WRITTEN INSTRUCTION:
Pictures aside, quote the whole listing exactly.

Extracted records
--------------------

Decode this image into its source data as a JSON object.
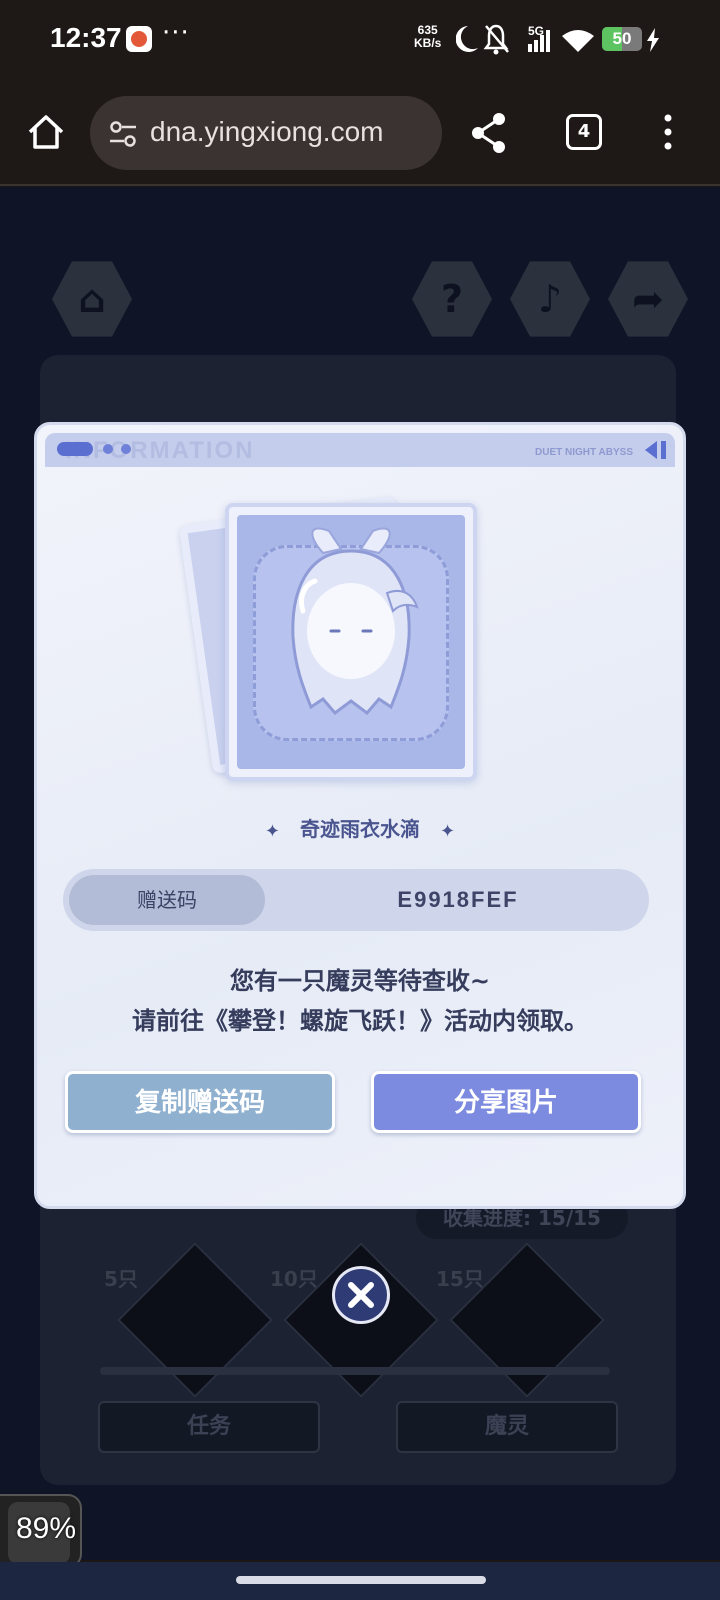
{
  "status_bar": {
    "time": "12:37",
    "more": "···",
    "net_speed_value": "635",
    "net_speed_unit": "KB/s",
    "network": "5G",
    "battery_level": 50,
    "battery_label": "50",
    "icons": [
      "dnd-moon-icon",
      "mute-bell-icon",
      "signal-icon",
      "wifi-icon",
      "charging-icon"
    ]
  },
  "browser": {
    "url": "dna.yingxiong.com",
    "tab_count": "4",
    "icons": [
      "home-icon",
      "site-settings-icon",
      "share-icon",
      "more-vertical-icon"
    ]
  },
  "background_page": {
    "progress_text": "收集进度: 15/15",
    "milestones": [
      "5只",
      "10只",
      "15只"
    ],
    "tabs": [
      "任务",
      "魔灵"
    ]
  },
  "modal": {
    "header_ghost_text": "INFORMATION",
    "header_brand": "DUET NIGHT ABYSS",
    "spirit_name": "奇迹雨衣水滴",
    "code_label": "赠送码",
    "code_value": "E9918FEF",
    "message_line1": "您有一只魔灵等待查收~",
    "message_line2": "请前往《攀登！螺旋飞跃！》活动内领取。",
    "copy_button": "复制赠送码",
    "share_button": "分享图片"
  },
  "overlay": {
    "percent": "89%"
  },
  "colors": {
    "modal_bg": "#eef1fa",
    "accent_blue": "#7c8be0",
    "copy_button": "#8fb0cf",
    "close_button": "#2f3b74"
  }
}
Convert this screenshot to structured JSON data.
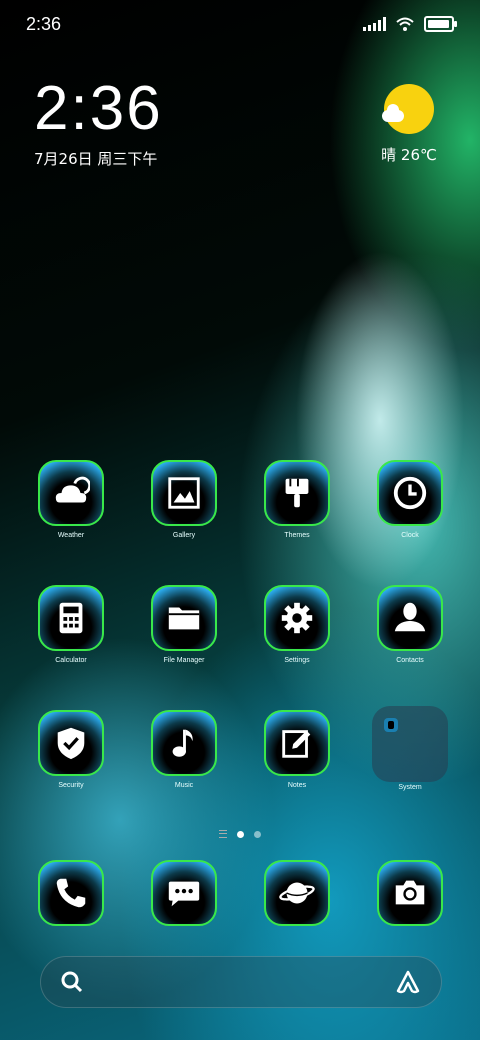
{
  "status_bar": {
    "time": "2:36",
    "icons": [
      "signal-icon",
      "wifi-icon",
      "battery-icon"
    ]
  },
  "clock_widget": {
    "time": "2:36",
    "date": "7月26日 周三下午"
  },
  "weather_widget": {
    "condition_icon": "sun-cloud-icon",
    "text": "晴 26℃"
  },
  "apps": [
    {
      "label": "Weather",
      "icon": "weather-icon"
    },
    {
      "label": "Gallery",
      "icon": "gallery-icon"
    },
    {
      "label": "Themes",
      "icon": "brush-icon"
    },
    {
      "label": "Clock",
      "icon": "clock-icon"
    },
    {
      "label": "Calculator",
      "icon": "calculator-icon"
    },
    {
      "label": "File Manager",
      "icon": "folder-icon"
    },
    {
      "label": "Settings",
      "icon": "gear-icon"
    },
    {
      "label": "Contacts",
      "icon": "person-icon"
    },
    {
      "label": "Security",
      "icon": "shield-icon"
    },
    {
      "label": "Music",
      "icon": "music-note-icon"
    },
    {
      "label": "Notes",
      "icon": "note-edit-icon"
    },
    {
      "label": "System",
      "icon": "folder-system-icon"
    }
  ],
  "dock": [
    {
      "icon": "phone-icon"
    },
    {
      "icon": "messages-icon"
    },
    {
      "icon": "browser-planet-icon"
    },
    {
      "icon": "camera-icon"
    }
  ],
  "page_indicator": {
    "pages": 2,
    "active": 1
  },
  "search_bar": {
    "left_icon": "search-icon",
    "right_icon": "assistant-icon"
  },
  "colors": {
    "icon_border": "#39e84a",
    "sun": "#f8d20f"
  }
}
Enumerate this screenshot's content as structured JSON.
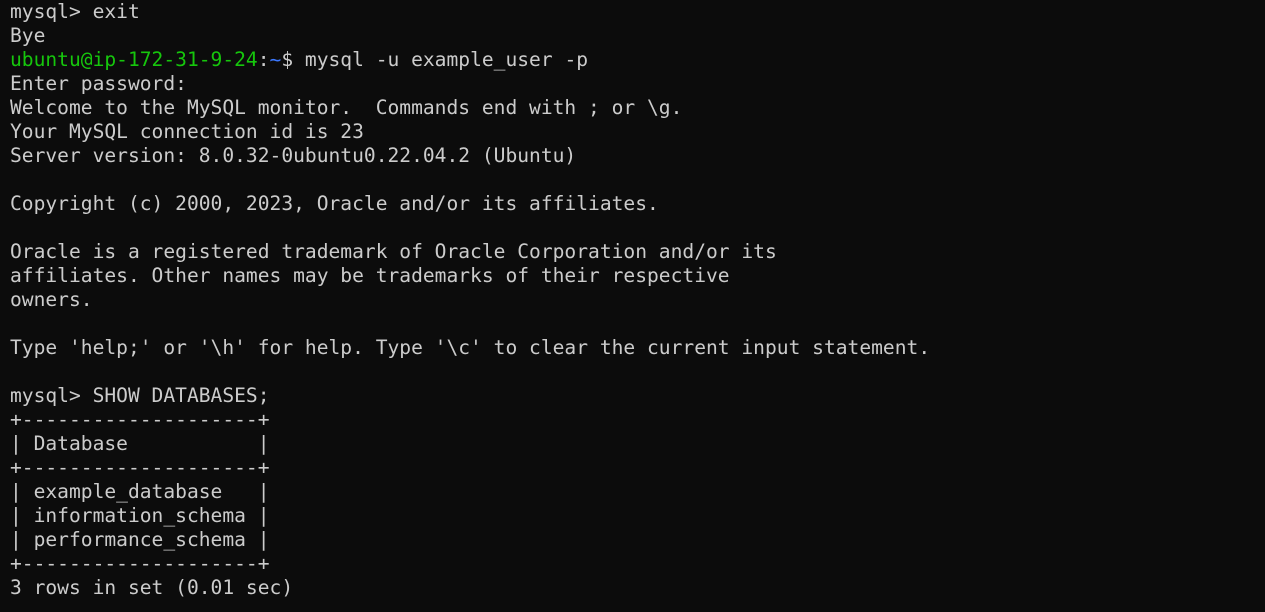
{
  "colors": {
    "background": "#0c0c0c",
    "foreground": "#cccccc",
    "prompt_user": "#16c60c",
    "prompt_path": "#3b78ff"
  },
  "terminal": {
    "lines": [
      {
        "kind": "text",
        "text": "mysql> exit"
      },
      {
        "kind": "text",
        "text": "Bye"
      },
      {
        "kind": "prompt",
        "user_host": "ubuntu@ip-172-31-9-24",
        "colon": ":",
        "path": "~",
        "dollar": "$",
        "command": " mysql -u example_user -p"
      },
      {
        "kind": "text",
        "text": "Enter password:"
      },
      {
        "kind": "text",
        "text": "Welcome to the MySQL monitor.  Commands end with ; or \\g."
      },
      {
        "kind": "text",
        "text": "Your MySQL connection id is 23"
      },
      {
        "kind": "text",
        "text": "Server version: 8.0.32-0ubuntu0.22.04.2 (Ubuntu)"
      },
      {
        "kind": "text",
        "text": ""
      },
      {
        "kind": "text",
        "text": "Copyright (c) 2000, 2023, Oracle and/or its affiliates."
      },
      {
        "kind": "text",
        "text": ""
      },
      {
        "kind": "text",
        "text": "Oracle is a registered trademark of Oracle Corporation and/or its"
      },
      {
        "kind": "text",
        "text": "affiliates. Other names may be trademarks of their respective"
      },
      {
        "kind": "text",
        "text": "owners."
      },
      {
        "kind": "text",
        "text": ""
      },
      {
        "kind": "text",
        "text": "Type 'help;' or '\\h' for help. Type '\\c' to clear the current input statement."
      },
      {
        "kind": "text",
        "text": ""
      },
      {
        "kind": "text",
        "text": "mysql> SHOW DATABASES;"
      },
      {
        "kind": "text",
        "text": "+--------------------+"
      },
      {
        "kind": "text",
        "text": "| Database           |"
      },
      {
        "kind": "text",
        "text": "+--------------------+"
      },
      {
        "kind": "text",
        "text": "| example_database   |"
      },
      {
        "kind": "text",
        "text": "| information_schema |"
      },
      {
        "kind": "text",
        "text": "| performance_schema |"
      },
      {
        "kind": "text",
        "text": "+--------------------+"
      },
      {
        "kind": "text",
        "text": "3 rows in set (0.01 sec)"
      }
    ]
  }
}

--------------------

THE SOLUTION:
Decode this image into its source data as a JSON object.
{
  "status_bar": {
    "time": "12:37",
    "more": "···",
    "net_speed_value": "635",
    "net_speed_unit": "KB/s",
    "network": "5G",
    "battery_level": 50,
    "battery_label": "50",
    "icons": [
      "dnd-moon-icon",
      "mute-bell-icon",
      "signal-icon",
      "wifi-icon",
      "charging-icon"
    ]
  },
  "browser": {
    "url": "dna.yingxiong.com",
    "tab_count": "4",
    "icons": [
      "home-icon",
      "site-settings-icon",
      "share-icon",
      "more-vertical-icon"
    ]
  },
  "background_page": {
    "progress_text": "收集进度: 15/15",
    "milestones": [
      "5只",
      "10只",
      "15只"
    ],
    "tabs": [
      "任务",
      "魔灵"
    ]
  },
  "modal": {
    "header_ghost_text": "INFORMATION",
    "header_brand": "DUET NIGHT ABYSS",
    "spirit_name": "奇迹雨衣水滴",
    "code_label": "赠送码",
    "code_value": "E9918FEF",
    "message_line1": "您有一只魔灵等待查收~",
    "message_line2": "请前往《攀登！螺旋飞跃！》活动内领取。",
    "copy_button": "复制赠送码",
    "share_button": "分享图片"
  },
  "overlay": {
    "percent": "89%"
  },
  "colors": {
    "modal_bg": "#eef1fa",
    "accent_blue": "#7c8be0",
    "copy_button": "#8fb0cf",
    "close_button": "#2f3b74"
  }
}
Convert this screenshot to structured JSON data.
{
  "status_bar": {
    "time": "2:36",
    "icons": [
      "signal-icon",
      "wifi-icon",
      "battery-icon"
    ]
  },
  "clock_widget": {
    "time": "2:36",
    "date": "7月26日 周三下午"
  },
  "weather_widget": {
    "condition_icon": "sun-cloud-icon",
    "text": "晴 26℃"
  },
  "apps": [
    {
      "label": "Weather",
      "icon": "weather-icon"
    },
    {
      "label": "Gallery",
      "icon": "gallery-icon"
    },
    {
      "label": "Themes",
      "icon": "brush-icon"
    },
    {
      "label": "Clock",
      "icon": "clock-icon"
    },
    {
      "label": "Calculator",
      "icon": "calculator-icon"
    },
    {
      "label": "File Manager",
      "icon": "folder-icon"
    },
    {
      "label": "Settings",
      "icon": "gear-icon"
    },
    {
      "label": "Contacts",
      "icon": "person-icon"
    },
    {
      "label": "Security",
      "icon": "shield-icon"
    },
    {
      "label": "Music",
      "icon": "music-note-icon"
    },
    {
      "label": "Notes",
      "icon": "note-edit-icon"
    },
    {
      "label": "System",
      "icon": "folder-system-icon"
    }
  ],
  "dock": [
    {
      "icon": "phone-icon"
    },
    {
      "icon": "messages-icon"
    },
    {
      "icon": "browser-planet-icon"
    },
    {
      "icon": "camera-icon"
    }
  ],
  "page_indicator": {
    "pages": 2,
    "active": 1
  },
  "search_bar": {
    "left_icon": "search-icon",
    "right_icon": "assistant-icon"
  },
  "colors": {
    "icon_border": "#39e84a",
    "sun": "#f8d20f"
  }
}
Enumerate this screenshot's content as structured JSON.
{
  "colors": {
    "background": "#0c0c0c",
    "foreground": "#cccccc",
    "prompt_user": "#16c60c",
    "prompt_path": "#3b78ff"
  },
  "terminal": {
    "lines": [
      {
        "kind": "text",
        "text": "mysql> exit"
      },
      {
        "kind": "text",
        "text": "Bye"
      },
      {
        "kind": "prompt",
        "user_host": "ubuntu@ip-172-31-9-24",
        "colon": ":",
        "path": "~",
        "dollar": "$",
        "command": " mysql -u example_user -p"
      },
      {
        "kind": "text",
        "text": "Enter password:"
      },
      {
        "kind": "text",
        "text": "Welcome to the MySQL monitor.  Commands end with ; or \\g."
      },
      {
        "kind": "text",
        "text": "Your MySQL connection id is 23"
      },
      {
        "kind": "text",
        "text": "Server version: 8.0.32-0ubuntu0.22.04.2 (Ubuntu)"
      },
      {
        "kind": "text",
        "text": ""
      },
      {
        "kind": "text",
        "text": "Copyright (c) 2000, 2023, Oracle and/or its affiliates."
      },
      {
        "kind": "text",
        "text": ""
      },
      {
        "kind": "text",
        "text": "Oracle is a registered trademark of Oracle Corporation and/or its"
      },
      {
        "kind": "text",
        "text": "affiliates. Other names may be trademarks of their respective"
      },
      {
        "kind": "text",
        "text": "owners."
      },
      {
        "kind": "text",
        "text": ""
      },
      {
        "kind": "text",
        "text": "Type 'help;' or '\\h' for help. Type '\\c' to clear the current input statement."
      },
      {
        "kind": "text",
        "text": ""
      },
      {
        "kind": "text",
        "text": "mysql> SHOW DATABASES;"
      },
      {
        "kind": "text",
        "text": "+--------------------+"
      },
      {
        "kind": "text",
        "text": "| Database           |"
      },
      {
        "kind": "text",
        "text": "+--------------------+"
      },
      {
        "kind": "text",
        "text": "| example_database   |"
      },
      {
        "kind": "text",
        "text": "| information_schema |"
      },
      {
        "kind": "text",
        "text": "| performance_schema |"
      },
      {
        "kind": "text",
        "text": "+--------------------+"
      },
      {
        "kind": "text",
        "text": "3 rows in set (0.01 sec)"
      }
    ]
  }
}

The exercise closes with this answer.